TASK DESCRIPTION
Below is the data. Give it again, complete and exact.

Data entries
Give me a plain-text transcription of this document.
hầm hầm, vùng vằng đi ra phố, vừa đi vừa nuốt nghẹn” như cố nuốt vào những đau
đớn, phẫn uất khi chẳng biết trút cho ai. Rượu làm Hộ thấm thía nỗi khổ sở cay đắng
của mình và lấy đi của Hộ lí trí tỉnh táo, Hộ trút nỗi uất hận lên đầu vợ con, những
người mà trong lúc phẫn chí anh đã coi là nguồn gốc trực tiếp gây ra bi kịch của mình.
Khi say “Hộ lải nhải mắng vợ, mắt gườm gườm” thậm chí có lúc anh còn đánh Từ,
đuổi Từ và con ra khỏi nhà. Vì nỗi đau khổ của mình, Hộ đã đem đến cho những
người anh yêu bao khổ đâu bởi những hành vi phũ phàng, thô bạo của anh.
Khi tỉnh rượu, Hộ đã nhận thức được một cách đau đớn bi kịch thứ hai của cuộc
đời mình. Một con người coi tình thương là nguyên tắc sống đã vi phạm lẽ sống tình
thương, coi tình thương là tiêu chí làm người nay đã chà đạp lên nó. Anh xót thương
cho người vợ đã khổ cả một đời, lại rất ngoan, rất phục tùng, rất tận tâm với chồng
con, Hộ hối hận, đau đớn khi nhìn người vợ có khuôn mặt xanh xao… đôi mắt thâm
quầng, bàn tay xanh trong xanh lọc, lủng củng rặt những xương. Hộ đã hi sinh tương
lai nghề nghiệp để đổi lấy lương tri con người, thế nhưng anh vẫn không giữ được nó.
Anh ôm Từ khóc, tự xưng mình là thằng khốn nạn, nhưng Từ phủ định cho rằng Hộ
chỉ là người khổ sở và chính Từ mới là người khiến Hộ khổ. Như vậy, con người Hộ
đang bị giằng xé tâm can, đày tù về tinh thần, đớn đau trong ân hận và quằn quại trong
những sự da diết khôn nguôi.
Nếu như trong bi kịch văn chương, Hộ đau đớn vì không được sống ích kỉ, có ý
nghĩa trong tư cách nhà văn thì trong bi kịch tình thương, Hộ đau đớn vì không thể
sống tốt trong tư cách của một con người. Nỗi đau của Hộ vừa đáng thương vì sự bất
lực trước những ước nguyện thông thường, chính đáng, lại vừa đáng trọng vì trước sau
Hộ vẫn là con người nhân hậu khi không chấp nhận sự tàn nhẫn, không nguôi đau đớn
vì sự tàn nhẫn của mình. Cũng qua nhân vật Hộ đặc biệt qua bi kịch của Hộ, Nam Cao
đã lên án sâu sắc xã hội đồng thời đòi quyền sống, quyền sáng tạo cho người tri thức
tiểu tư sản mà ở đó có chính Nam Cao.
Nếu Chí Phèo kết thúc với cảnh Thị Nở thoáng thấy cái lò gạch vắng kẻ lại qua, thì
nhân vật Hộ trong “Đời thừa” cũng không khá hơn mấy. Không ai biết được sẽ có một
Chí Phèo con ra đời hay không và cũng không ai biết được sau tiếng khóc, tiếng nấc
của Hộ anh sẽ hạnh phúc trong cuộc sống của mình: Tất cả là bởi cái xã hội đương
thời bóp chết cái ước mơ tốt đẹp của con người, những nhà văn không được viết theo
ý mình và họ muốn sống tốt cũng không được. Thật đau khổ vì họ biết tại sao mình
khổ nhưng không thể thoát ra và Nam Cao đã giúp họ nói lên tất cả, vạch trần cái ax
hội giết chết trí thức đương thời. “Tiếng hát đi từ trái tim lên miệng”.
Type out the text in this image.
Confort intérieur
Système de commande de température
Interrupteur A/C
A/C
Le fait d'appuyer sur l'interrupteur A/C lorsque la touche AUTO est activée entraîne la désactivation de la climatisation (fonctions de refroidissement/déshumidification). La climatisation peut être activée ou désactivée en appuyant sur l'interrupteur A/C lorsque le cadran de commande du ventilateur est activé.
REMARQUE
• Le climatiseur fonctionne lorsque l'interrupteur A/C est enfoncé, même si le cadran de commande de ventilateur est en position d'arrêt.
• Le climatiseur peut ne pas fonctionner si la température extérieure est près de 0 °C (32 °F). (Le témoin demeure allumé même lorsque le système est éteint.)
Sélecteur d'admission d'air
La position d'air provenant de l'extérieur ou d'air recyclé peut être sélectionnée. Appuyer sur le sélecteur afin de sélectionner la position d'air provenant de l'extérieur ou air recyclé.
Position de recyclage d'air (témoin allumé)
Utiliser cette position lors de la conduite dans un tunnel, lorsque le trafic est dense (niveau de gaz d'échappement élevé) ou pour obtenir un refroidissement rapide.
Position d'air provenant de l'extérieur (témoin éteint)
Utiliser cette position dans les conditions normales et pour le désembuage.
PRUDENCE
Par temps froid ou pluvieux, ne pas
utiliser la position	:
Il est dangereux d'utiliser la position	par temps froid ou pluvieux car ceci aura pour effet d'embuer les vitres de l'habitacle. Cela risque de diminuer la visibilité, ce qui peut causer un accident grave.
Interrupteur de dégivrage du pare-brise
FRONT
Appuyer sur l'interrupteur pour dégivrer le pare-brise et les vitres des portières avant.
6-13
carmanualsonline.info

FINAL RESULT
Give me a plain-text transcription of this document.
hầm hầm, vùng vằng đi ra phố, vừa đi vừa nuốt nghẹn” như cố nuốt vào những đau
đớn, phẫn uất khi chẳng biết trút cho ai. Rượu làm Hộ thấm thía nỗi khổ sở cay đắng
của mình và lấy đi của Hộ lí trí tỉnh táo, Hộ trút nỗi uất hận lên đầu vợ con, những
người mà trong lúc phẫn chí anh đã coi là nguồn gốc trực tiếp gây ra bi kịch của mình.
Khi say “Hộ lải nhải mắng vợ, mắt gườm gườm” thậm chí có lúc anh còn đánh Từ,
đuổi Từ và con ra khỏi nhà. Vì nỗi đau khổ của mình, Hộ đã đem đến cho những
người anh yêu bao khổ đâu bởi những hành vi phũ phàng, thô bạo của anh.
Khi tỉnh rượu, Hộ đã nhận thức được một cách đau đớn bi kịch thứ hai của cuộc
đời mình. Một con người coi tình thương là nguyên tắc sống đã vi phạm lẽ sống tình
thương, coi tình thương là tiêu chí làm người nay đã chà đạp lên nó. Anh xót thương
cho người vợ đã khổ cả một đời, lại rất ngoan, rất phục tùng, rất tận tâm với chồng
con, Hộ hối hận, đau đớn khi nhìn người vợ có khuôn mặt xanh xao… đôi mắt thâm
quầng, bàn tay xanh trong xanh lọc, lủng củng rặt những xương. Hộ đã hi sinh tương
lai nghề nghiệp để đổi lấy lương tri con người, thế nhưng anh vẫn không giữ được nó.
Anh ôm Từ khóc, tự xưng mình là thằng khốn nạn, nhưng Từ phủ định cho rằng Hộ
chỉ là người khổ sở và chính Từ mới là người khiến Hộ khổ. Như vậy, con người Hộ
đang bị giằng xé tâm can, đày tù về tinh thần, đớn đau trong ân hận và quằn quại trong
những sự da diết khôn nguôi.
Nếu như trong bi kịch văn chương, Hộ đau đớn vì không được sống ích kỉ, có ý
nghĩa trong tư cách nhà văn thì trong bi kịch tình thương, Hộ đau đớn vì không thể
sống tốt trong tư cách của một con người. Nỗi đau của Hộ vừa đáng thương vì sự bất
lực trước những ước nguyện thông thường, chính đáng, lại vừa đáng trọng vì trước sau
Hộ vẫn là con người nhân hậu khi không chấp nhận sự tàn nhẫn, không nguôi đau đớn
vì sự tàn nhẫn của mình. Cũng qua nhân vật Hộ đặc biệt qua bi kịch của Hộ, Nam Cao
đã lên án sâu sắc xã hội đồng thời đòi quyền sống, quyền sáng tạo cho người tri thức
tiểu tư sản mà ở đó có chính Nam Cao.
Nếu Chí Phèo kết thúc với cảnh Thị Nở thoáng thấy cái lò gạch vắng kẻ lại qua, thì
nhân vật Hộ trong “Đời thừa” cũng không khá hơn mấy. Không ai biết được sẽ có một
Chí Phèo con ra đời hay không và cũng không ai biết được sau tiếng khóc, tiếng nấc
của Hộ anh sẽ hạnh phúc trong cuộc sống của mình: Tất cả là bởi cái xã hội đương
thời bóp chết cái ước mơ tốt đẹp của con người, những nhà văn không được viết theo
ý mình và họ muốn sống tốt cũng không được. Thật đau khổ vì họ biết tại sao mình
khổ nhưng không thể thoát ra và Nam Cao đã giúp họ nói lên tất cả, vạch trần cái ax
hội giết chết trí thức đương thời. “Tiếng hát đi từ trái tim lên miệng”.
Type out the text in this image.
Confort intérieur
Système de commande de température
Interrupteur A/C
A/C
Le fait d'appuyer sur l'interrupteur A/C lorsque la touche AUTO est activée entraîne la désactivation de la climatisation (fonctions de refroidissement/déshumidification). La climatisation peut être activée ou désactivée en appuyant sur l'interrupteur A/C lorsque le cadran de commande du ventilateur est activé.
REMARQUE
• Le climatiseur fonctionne lorsque l'interrupteur A/C est enfoncé, même si le cadran de commande de ventilateur est en position d'arrêt.
• Le climatiseur peut ne pas fonctionner si la température extérieure est près de 0 °C (32 °F). (Le témoin demeure allumé même lorsque le système est éteint.)
Sélecteur d'admission d'air
La position d'air provenant de l'extérieur ou d'air recyclé peut être sélectionnée. Appuyer sur le sélecteur afin de sélectionner la position d'air provenant de l'extérieur ou air recyclé.
Position de recyclage d'air (témoin allumé)
Utiliser cette position lors de la conduite dans un tunnel, lorsque le trafic est dense (niveau de gaz d'échappement élevé) ou pour obtenir un refroidissement rapide.
Position d'air provenant de l'extérieur (témoin éteint)
Utiliser cette position dans les conditions normales et pour le désembuage.
PRUDENCE
Par temps froid ou pluvieux, ne pas
utiliser la position	:
Il est dangereux d'utiliser la position	par temps froid ou pluvieux car ceci aura pour effet d'embuer les vitres de l'habitacle. Cela risque de diminuer la visibilité, ce qui peut causer un accident grave.
Interrupteur de dégivrage du pare-brise
FRONT
Appuyer sur l'interrupteur pour dégivrer le pare-brise et les vitres des portières avant.
6-13
carmanualsonline.info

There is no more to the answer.